-- Begin --
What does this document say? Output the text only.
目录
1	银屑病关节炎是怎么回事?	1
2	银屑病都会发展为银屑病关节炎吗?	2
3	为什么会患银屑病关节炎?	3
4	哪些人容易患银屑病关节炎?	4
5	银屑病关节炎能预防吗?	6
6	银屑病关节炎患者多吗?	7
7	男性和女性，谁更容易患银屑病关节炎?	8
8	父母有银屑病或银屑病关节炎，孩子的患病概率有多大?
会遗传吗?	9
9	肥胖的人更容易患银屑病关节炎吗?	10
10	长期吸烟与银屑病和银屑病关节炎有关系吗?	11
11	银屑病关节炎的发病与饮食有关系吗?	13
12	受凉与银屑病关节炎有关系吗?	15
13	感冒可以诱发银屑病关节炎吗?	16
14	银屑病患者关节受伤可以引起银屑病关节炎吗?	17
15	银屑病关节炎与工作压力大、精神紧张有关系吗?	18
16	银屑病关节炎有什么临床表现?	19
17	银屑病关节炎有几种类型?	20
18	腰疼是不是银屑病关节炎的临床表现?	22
-- End --
Faithfully copy every entry, leaving nothing out.

● **Solution for this exercise**:
What does this document say? Output the text only.
目录
1	银屑病关节炎是怎么回事?	1
2	银屑病都会发展为银屑病关节炎吗?	2
3	为什么会患银屑病关节炎?	3
4	哪些人容易患银屑病关节炎?	4
5	银屑病关节炎能预防吗?	6
6	银屑病关节炎患者多吗?	7
7	男性和女性，谁更容易患银屑病关节炎?	8
8	父母有银屑病或银屑病关节炎，孩子的患病概率有多大?
会遗传吗?	9
9	肥胖的人更容易患银屑病关节炎吗?	10
10	长期吸烟与银屑病和银屑病关节炎有关系吗?	11
11	银屑病关节炎的发病与饮食有关系吗?	13
12	受凉与银屑病关节炎有关系吗?	15
13	感冒可以诱发银屑病关节炎吗?	16
14	银屑病患者关节受伤可以引起银屑病关节炎吗?	17
15	银屑病关节炎与工作压力大、精神紧张有关系吗?	18
16	银屑病关节炎有什么临床表现?	19
17	银屑病关节炎有几种类型?	20
18	腰疼是不是银屑病关节炎的临床表现?	22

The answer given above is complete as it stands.